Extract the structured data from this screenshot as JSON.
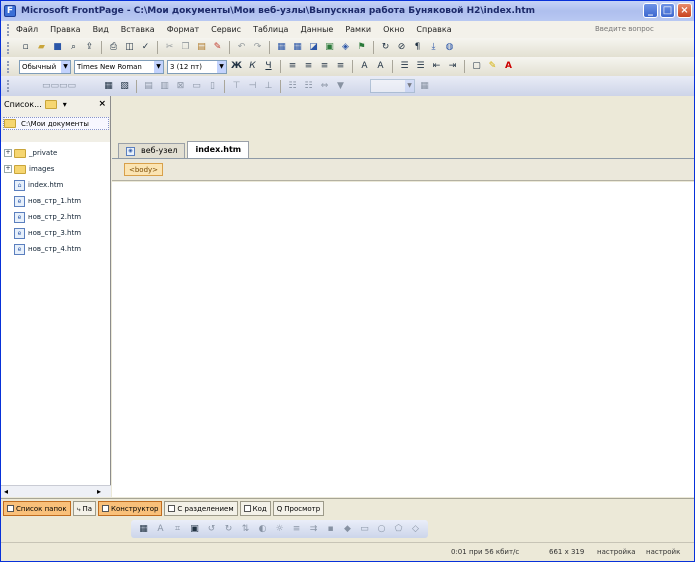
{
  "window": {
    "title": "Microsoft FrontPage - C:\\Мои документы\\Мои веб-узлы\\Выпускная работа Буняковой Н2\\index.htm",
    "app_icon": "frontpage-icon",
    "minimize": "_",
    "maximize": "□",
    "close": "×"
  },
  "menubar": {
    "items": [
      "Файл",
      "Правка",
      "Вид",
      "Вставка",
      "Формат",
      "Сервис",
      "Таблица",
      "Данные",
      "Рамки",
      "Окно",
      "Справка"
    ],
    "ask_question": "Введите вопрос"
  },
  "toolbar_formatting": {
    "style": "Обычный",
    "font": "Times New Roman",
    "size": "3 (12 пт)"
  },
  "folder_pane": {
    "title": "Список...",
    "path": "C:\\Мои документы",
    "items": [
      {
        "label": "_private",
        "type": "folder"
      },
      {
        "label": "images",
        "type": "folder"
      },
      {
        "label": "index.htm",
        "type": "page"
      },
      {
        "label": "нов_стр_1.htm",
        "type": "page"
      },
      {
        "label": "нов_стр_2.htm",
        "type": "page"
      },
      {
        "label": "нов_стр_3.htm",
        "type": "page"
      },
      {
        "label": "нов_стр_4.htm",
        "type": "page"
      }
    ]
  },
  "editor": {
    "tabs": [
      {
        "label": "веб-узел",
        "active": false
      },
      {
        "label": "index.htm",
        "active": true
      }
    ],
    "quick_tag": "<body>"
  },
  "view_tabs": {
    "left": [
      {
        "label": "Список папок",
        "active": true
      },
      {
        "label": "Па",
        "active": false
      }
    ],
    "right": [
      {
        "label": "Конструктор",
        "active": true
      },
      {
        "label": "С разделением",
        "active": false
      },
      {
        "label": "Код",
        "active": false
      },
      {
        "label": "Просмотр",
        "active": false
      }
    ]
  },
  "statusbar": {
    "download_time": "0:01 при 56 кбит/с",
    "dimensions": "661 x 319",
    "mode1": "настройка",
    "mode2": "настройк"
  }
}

-=-=-

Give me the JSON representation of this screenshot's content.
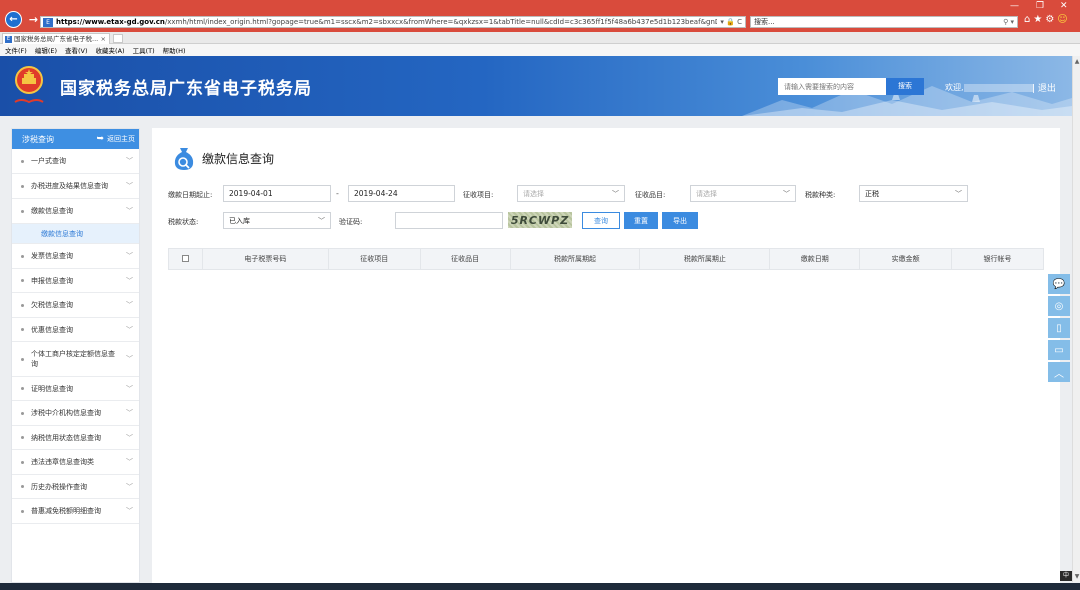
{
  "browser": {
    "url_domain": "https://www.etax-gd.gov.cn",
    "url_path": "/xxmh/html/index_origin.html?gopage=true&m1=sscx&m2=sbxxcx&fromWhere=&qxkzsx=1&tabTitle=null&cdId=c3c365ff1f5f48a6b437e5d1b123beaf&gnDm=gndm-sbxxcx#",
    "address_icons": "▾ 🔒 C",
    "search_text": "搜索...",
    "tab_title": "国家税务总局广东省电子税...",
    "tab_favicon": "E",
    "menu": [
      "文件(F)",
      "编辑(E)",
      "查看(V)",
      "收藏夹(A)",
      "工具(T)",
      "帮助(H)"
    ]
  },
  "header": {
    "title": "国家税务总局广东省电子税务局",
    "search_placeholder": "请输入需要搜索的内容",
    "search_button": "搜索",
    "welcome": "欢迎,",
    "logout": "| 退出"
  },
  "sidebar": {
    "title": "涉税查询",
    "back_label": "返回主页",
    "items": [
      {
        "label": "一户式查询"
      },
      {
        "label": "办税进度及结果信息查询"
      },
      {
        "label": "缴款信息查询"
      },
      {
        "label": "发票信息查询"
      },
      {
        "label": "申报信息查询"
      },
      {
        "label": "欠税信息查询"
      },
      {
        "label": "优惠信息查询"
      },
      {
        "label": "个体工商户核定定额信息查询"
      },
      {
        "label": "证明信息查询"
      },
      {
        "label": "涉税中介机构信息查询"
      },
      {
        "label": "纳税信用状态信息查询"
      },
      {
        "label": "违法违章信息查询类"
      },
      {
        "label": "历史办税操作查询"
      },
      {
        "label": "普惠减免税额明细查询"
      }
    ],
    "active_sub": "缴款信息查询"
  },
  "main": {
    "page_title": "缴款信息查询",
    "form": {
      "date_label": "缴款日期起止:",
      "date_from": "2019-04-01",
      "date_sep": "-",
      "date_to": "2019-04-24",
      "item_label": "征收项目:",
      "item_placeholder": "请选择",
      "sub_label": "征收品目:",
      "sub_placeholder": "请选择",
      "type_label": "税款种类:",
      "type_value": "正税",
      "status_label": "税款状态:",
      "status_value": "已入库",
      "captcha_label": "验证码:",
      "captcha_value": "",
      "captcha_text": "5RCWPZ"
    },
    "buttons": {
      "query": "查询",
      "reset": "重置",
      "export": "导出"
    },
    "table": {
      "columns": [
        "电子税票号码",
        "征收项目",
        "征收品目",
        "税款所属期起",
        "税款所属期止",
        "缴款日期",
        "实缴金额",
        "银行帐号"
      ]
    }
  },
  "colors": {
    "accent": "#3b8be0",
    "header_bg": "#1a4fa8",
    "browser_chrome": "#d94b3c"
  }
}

-=-=-

■ WRITTEN INSTRUCTION:
Check every line for "документы" and show the ones that have it.

■ OUTPUT:
    "title": "Microsoft FrontPage - C:\\Мои документы\\Мои веб-узлы\\Выпускная работа Буняковой Н2\\index.htm",
    "path": "C:\\Мои документы",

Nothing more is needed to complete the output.